─── Data in this exercise
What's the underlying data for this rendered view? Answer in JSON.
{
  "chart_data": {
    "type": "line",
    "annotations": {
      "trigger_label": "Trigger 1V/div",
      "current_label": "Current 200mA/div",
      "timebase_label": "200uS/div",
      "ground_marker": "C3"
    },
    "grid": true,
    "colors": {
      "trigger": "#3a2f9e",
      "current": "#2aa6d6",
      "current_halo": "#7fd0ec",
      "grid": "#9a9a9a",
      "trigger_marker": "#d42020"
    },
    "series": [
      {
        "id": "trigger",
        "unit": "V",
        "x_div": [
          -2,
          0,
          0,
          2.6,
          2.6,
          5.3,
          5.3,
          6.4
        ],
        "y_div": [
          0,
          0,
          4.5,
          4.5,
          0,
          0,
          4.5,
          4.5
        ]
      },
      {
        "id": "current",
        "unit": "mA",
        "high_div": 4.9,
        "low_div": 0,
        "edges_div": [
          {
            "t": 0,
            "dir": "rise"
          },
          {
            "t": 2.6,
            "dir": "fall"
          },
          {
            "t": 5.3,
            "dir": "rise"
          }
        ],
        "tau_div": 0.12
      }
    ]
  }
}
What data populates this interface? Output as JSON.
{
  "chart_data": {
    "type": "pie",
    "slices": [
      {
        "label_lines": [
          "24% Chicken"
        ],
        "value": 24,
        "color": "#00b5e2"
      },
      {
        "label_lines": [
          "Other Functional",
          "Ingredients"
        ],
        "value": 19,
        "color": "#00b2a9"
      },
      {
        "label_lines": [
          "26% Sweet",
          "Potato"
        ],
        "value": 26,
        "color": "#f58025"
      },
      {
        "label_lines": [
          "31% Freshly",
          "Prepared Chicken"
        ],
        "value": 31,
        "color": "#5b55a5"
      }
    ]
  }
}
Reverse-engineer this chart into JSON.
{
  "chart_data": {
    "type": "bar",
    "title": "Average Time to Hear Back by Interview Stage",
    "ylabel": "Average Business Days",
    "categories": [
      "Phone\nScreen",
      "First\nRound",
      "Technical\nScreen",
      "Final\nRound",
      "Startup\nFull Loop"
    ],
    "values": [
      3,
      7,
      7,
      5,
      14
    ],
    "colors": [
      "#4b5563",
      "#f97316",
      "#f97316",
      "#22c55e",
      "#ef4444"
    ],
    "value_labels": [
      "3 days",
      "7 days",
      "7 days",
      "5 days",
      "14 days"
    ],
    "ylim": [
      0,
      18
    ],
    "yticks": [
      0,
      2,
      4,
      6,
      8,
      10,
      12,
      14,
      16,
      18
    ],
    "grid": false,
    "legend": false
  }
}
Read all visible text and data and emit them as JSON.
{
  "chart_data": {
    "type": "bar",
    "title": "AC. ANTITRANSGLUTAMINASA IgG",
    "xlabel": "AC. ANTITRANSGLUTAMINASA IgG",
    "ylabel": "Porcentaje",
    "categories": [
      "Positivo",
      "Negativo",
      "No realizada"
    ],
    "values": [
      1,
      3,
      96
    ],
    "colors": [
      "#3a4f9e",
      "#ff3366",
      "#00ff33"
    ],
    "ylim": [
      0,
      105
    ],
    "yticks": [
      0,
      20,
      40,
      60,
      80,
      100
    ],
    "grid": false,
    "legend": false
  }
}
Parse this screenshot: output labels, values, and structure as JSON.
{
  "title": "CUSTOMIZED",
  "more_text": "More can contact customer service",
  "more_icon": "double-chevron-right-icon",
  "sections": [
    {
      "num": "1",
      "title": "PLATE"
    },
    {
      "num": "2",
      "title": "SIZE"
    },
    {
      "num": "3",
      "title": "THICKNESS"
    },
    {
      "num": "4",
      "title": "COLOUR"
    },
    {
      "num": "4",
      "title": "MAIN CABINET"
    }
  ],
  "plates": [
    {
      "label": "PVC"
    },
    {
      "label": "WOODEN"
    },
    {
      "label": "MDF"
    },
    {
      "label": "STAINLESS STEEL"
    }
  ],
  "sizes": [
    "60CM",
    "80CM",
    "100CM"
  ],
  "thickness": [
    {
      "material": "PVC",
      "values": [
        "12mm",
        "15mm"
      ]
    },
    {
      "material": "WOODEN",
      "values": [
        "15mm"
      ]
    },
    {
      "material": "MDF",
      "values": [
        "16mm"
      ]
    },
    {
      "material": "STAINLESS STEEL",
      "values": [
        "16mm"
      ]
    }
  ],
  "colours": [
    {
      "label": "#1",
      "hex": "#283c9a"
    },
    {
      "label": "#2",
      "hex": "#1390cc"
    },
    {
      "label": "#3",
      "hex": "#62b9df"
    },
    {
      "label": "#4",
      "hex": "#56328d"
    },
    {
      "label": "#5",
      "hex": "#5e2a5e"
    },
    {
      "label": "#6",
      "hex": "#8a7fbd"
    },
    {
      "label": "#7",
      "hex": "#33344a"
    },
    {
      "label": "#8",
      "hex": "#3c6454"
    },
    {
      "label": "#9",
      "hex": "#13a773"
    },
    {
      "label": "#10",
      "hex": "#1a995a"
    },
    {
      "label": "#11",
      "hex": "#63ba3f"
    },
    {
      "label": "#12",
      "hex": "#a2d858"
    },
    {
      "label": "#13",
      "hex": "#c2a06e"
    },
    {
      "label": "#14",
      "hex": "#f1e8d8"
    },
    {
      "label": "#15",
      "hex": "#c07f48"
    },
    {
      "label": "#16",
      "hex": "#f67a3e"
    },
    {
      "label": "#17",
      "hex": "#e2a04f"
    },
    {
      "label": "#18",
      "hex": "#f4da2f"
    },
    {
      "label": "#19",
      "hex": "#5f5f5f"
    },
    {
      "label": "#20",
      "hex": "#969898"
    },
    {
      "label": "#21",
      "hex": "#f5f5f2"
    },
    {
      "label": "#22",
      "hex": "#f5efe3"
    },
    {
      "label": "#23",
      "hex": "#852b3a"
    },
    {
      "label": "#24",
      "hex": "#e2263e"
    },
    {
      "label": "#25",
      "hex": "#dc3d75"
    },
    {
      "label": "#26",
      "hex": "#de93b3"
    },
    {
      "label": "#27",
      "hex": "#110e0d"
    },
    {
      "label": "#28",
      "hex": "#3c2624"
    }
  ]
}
──────
Only lines with the string "title" belong in your answer; copy each one.

    "title": "Average Time to Hear Back by Interview Stage",
    "title": "AC. ANTITRANSGLUTAMINASA IgG",
  "title": "CUSTOMIZED",
      "title": "PLATE"
      "title": "SIZE"
      "title": "THICKNESS"
      "title": "COLOUR"
      "title": "MAIN CABINET"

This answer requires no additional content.